PAGE EXCERPT:
↓

All of lore.kernel.org
 help / color / mirror / Atom feed
From: John Snow <jsnow@redhat.com>
To: Markus Armbruster <armbru@redhat.com>
Cc: Michael Roth <michael.roth@amd.com>,
	Cleber Rosa <crosa@redhat.com>,
	qemu-devel <qemu-devel@nongnu.org>,
	Eduardo Habkost <ehabkost@redhat.com>
Subject: Re: [PATCH v2 3/6] qapi/parser: add type hint annotations (QAPIDoc)
Date: Tue, 28 Sep 2021 19:25:29 -0400	[thread overview]
Message-ID: <CAFn=p-Y4uqnLEvemPkTwYAdnFfoPLojyjRsWbD2zsEBpfvpqhQ@mail.gmail.com> (raw)
In-Reply-To: <87o8943brt.fsf@dusky.pond.sub.org>

[-- Attachment #1: Type: text/plain, Size: 15968 bytes --]

On Tue, Sep 7, 2021 at 6:44 AM Markus Armbruster <armbru@redhat.com> wrote:

> John Snow <jsnow@redhat.com> writes:
>
> > Annotations do not change runtime behavior.

↑

SUPPLIED INFORMATION:
↓

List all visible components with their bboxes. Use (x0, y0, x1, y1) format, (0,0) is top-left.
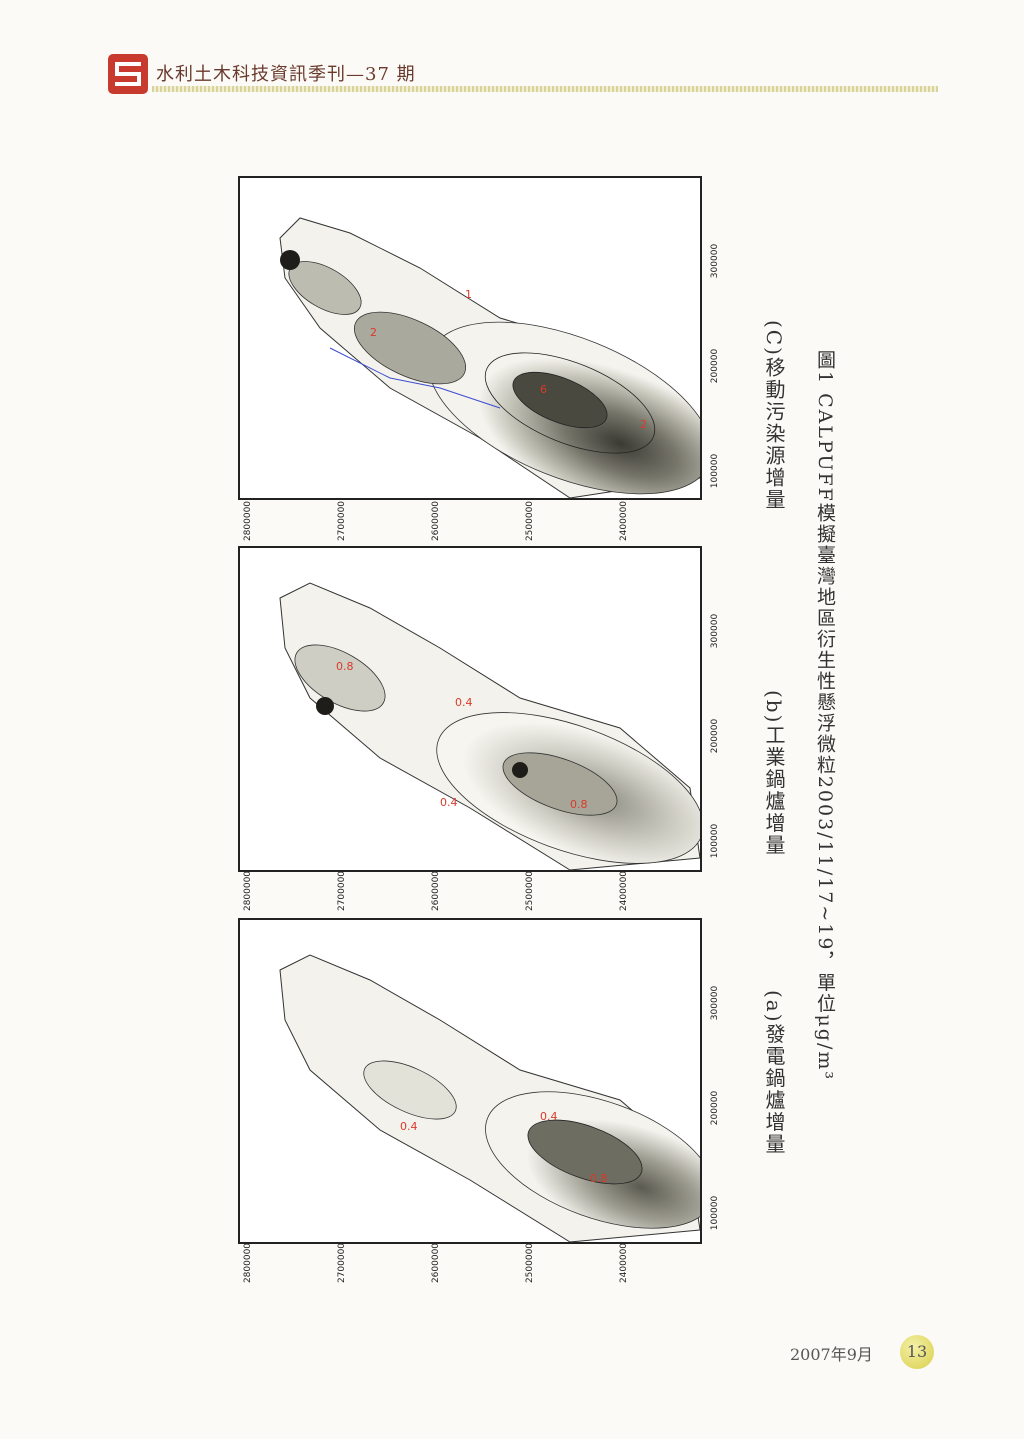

↑

TASKS FOR THIS EXERCISE:
• 1. Reproduce verbatim the stretch of the QAPIDoc type-hint email from "On Tue, Sep" through "change runtime behavior.".
• 2. Continue the QAPIDoc type-hint email from the point where it stops.

RESPONSE LIST:
• 1.
On Tue, Sep 7, 2021 at 6:44 AM Markus Armbruster <armbru@redhat.com> wrote:

> John Snow <jsnow@redhat.com> writes:
>
> > Annotations do not change runtime behavior.

• 2.
> >
> > This commit adds mostly annotations, but uses a TYPE_CHECKING runtime
> > check to conditionally import dependencies, which only triggers during
> > runs of mypy.
>
> Please add a reference to
> https://mypy.readthedocs.io/en/latest/runtime_troubles.html#import-cycles
>
>
OK.


> > Signed-off-by: John Snow <jsnow@redhat.com>
> >
> > ---
> >
> > TopLevelExpr, an idea from previous drafts, makes a return here in order
> > to give a semantic meaning to check_expr(). The type is intended to be
> > used more in forthcoming commits (pt5c), but I opted to include it now
> > instead of creating yet-another Dict[str, object] type hint that I would
> > forget to change later.
> >
> > Signed-off-by: John Snow <jsnow@redhat.com>
> > ---
> >  scripts/qapi/parser.py | 77 ++++++++++++++++++++++++++----------------
> >  1 file changed, 48 insertions(+), 29 deletions(-)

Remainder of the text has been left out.